Written request:
Reproduce the listing below line for line, changing no character.
---
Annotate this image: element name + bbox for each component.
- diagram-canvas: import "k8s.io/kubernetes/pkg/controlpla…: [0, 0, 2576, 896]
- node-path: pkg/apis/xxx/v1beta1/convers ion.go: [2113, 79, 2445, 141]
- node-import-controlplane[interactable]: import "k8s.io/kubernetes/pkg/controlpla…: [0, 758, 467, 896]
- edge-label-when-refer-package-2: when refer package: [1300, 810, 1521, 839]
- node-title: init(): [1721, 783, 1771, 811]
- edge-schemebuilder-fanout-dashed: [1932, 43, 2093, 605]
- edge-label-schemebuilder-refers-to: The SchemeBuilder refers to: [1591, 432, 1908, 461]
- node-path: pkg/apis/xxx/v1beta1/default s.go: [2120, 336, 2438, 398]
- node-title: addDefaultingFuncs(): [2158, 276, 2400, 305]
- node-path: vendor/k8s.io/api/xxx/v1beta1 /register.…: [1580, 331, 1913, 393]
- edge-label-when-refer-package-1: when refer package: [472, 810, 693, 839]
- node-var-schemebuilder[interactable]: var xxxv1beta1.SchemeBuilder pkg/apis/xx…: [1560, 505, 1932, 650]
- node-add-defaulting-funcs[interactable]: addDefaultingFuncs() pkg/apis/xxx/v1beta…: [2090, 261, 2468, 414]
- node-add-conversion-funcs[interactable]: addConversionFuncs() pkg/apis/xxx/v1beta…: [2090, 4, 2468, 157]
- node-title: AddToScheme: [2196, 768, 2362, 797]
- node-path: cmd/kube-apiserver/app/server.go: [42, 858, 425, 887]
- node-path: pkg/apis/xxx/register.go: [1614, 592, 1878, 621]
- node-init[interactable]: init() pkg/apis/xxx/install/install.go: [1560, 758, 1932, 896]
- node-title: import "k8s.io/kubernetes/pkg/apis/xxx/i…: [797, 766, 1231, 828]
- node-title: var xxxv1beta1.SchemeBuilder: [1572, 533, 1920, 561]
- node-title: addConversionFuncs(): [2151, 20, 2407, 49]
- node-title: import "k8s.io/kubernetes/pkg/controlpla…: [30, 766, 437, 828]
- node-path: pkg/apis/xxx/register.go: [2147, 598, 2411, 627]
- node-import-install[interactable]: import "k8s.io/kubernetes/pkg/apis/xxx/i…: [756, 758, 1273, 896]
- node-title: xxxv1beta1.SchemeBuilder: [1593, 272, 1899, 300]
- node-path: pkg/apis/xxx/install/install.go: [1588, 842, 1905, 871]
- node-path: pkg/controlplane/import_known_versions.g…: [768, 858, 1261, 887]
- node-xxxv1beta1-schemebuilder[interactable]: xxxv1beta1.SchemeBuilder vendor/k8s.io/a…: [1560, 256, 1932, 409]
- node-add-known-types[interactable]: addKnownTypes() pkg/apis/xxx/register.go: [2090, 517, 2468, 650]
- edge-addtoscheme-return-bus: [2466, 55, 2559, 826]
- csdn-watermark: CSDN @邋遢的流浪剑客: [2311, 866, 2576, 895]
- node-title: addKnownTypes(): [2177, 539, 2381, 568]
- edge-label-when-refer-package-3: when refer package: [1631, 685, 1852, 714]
---
Exercise answer:
Annotate this image: element name + bbox for each component.
- diagram-canvas: import "k8s.io/kubernetes/pkg/controlpla…: [0, 0, 2576, 896]
- node-path: pkg/apis/xxx/v1beta1/convers ion.go: [2113, 79, 2445, 141]
- node-import-controlplane[interactable]: import "k8s.io/kubernetes/pkg/controlpla…: [0, 758, 467, 896]
- edge-label-when-refer-package-2: when refer package: [1300, 810, 1521, 839]
- node-title: init(): [1721, 783, 1771, 811]
- edge-schemebuilder-fanout-dashed: [1932, 43, 2093, 605]
- edge-label-schemebuilder-refers-to: The SchemeBuilder refers to: [1591, 432, 1908, 461]
- node-path: pkg/apis/xxx/v1beta1/default s.go: [2120, 336, 2438, 398]
- node-title: addDefaultingFuncs(): [2158, 276, 2400, 305]
- node-path: vendor/k8s.io/api/xxx/v1beta1 /register.…: [1580, 331, 1913, 393]
- edge-label-when-refer-package-1: when refer package: [472, 810, 693, 839]
- node-var-schemebuilder[interactable]: var xxxv1beta1.SchemeBuilder pkg/apis/xx…: [1560, 505, 1932, 650]
- node-add-defaulting-funcs[interactable]: addDefaultingFuncs() pkg/apis/xxx/v1beta…: [2090, 261, 2468, 414]
- node-add-conversion-funcs[interactable]: addConversionFuncs() pkg/apis/xxx/v1beta…: [2090, 4, 2468, 157]
- node-title: AddToScheme: [2196, 768, 2362, 797]
- node-path: cmd/kube-apiserver/app/server.go: [42, 858, 425, 887]
- node-path: pkg/apis/xxx/register.go: [1614, 592, 1878, 621]
- node-init[interactable]: init() pkg/apis/xxx/install/install.go: [1560, 758, 1932, 896]
- node-title: import "k8s.io/kubernetes/pkg/apis/xxx/i…: [797, 766, 1231, 828]
- node-title: var xxxv1beta1.SchemeBuilder: [1572, 533, 1920, 561]
- node-title: addConversionFuncs(): [2151, 20, 2407, 49]
- node-title: import "k8s.io/kubernetes/pkg/controlpla…: [30, 766, 437, 828]
- node-path: pkg/apis/xxx/register.go: [2147, 598, 2411, 627]
- node-import-install[interactable]: import "k8s.io/kubernetes/pkg/apis/xxx/i…: [756, 758, 1273, 896]
- node-title: xxxv1beta1.SchemeBuilder: [1593, 272, 1899, 300]
- node-path: pkg/apis/xxx/install/install.go: [1588, 842, 1905, 871]
- node-path: pkg/controlplane/import_known_versions.g…: [768, 858, 1261, 887]
- node-xxxv1beta1-schemebuilder[interactable]: xxxv1beta1.SchemeBuilder vendor/k8s.io/a…: [1560, 256, 1932, 409]
- node-add-known-types[interactable]: addKnownTypes() pkg/apis/xxx/register.go: [2090, 517, 2468, 650]
- edge-addtoscheme-return-bus: [2466, 55, 2559, 826]
- csdn-watermark: CSDN @邋遢的流浪剑客: [2311, 866, 2576, 895]
- node-title: addKnownTypes(): [2177, 539, 2381, 568]
- edge-label-when-refer-package-3: when refer package: [1631, 685, 1852, 714]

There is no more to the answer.